Start Data lines

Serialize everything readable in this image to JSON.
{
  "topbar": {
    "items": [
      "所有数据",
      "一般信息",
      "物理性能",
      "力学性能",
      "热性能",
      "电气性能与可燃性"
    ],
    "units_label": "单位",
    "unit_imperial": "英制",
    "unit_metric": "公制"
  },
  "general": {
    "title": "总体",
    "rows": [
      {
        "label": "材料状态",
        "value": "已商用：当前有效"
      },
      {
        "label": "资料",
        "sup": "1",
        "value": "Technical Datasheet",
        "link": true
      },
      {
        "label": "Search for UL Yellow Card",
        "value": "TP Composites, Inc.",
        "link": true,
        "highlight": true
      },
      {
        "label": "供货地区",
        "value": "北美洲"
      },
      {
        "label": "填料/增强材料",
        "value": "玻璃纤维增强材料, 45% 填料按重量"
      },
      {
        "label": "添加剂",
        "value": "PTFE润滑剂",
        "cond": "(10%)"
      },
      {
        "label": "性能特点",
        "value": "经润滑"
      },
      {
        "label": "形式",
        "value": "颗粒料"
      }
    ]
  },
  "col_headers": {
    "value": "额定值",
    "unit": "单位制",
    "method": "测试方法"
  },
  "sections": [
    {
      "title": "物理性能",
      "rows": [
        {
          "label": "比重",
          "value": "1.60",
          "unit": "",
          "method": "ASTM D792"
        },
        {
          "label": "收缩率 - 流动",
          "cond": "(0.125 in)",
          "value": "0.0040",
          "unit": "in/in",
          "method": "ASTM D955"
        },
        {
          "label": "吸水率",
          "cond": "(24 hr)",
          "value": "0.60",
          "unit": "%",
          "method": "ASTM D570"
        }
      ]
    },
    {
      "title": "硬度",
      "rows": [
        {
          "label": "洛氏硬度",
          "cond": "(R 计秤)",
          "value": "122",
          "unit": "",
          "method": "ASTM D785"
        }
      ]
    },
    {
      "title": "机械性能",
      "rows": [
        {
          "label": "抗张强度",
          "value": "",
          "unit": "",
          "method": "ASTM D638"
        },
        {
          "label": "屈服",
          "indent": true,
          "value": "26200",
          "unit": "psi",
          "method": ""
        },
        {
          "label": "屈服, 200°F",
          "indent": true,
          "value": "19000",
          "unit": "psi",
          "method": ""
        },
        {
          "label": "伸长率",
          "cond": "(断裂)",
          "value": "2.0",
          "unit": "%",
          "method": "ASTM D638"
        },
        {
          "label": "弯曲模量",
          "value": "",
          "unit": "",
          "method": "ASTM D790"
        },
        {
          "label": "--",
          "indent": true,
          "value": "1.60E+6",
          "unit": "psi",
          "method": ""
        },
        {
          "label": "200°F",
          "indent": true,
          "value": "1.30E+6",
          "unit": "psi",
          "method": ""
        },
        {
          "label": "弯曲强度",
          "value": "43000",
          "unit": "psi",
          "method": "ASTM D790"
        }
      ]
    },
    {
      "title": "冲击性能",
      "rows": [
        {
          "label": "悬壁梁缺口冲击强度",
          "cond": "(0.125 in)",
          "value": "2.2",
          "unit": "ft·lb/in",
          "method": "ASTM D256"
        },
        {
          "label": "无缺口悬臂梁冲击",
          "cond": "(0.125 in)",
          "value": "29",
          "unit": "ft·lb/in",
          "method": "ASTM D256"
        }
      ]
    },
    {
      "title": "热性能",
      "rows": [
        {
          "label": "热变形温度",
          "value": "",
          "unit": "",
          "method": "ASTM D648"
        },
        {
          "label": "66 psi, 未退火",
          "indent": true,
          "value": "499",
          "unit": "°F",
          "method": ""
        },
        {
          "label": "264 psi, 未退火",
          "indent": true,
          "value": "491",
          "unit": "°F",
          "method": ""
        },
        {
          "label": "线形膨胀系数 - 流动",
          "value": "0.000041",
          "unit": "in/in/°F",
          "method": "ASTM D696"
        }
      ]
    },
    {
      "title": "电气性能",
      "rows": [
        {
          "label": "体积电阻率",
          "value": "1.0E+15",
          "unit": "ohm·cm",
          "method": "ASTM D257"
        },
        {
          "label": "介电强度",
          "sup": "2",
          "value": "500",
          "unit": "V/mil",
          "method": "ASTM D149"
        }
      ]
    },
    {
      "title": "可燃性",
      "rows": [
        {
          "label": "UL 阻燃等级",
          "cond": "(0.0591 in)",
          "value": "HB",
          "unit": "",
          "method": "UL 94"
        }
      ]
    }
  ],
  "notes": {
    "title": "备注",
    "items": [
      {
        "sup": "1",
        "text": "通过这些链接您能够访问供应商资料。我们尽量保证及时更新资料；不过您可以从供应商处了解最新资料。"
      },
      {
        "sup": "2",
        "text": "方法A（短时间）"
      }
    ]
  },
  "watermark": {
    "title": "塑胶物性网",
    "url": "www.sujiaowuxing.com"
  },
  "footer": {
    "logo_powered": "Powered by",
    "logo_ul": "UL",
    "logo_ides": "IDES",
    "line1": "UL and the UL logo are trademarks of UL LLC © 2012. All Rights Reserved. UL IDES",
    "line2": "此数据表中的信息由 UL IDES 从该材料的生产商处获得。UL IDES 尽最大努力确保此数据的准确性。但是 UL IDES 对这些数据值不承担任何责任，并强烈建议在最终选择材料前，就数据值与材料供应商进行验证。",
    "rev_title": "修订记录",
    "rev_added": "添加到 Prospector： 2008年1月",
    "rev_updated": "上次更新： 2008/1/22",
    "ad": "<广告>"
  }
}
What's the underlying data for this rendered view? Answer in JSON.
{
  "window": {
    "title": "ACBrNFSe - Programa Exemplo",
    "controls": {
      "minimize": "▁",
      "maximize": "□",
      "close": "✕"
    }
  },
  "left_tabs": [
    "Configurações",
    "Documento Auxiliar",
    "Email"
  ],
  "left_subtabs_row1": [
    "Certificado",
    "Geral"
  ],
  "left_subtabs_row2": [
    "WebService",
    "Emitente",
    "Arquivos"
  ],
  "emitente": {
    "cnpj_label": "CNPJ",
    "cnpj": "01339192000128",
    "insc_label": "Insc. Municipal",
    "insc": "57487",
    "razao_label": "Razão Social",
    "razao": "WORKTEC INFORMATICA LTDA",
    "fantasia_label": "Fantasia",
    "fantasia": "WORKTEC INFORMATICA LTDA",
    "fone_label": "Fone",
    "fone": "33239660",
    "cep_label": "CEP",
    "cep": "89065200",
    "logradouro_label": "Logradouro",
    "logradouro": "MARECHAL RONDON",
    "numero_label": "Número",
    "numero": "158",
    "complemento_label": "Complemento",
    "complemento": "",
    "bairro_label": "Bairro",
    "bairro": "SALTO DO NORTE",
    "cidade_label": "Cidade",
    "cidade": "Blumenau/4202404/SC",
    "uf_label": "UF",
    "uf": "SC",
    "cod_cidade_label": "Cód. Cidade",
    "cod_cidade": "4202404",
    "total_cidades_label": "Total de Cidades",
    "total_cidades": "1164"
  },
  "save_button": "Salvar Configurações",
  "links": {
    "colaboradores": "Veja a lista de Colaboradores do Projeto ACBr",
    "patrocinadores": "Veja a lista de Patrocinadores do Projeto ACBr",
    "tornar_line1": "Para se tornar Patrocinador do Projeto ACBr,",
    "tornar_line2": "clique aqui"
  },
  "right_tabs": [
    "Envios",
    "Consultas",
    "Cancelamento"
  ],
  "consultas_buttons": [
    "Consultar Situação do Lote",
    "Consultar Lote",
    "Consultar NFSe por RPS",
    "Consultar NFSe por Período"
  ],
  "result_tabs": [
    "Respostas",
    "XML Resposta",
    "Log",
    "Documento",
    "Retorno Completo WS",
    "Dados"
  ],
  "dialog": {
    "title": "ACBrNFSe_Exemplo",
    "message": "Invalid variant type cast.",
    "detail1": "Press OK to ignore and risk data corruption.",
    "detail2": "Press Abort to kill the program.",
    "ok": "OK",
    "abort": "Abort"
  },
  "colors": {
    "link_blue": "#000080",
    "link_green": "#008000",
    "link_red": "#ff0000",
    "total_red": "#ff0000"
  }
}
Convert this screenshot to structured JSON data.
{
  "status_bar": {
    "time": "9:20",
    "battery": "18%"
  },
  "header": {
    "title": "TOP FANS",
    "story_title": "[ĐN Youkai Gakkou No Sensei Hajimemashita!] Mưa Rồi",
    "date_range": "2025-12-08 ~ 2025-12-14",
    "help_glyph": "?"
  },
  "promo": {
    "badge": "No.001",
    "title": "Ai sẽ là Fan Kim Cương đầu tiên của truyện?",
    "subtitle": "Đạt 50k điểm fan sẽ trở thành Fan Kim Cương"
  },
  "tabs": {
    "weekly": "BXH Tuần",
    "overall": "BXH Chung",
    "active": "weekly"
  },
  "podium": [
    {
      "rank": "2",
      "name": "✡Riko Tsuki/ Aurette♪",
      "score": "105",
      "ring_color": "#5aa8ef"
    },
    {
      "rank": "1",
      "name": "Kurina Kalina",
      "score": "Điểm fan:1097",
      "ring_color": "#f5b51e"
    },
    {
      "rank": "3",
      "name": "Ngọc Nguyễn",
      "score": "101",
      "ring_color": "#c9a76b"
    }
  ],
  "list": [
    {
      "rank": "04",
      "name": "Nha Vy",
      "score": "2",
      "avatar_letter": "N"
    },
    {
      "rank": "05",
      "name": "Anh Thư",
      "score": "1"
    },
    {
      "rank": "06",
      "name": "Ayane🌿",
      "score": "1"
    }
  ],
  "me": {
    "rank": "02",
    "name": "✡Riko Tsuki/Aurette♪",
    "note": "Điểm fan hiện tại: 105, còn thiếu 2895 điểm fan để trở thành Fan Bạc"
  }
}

End Data lines

◆ **Required work**
Filter the listing above by the word "Tsuki"; copy each line that passes.

◆ **Task answer**
      "name": "✡Riko Tsuki/ Aurette♪",
    "name": "✡Riko Tsuki/Aurette♪",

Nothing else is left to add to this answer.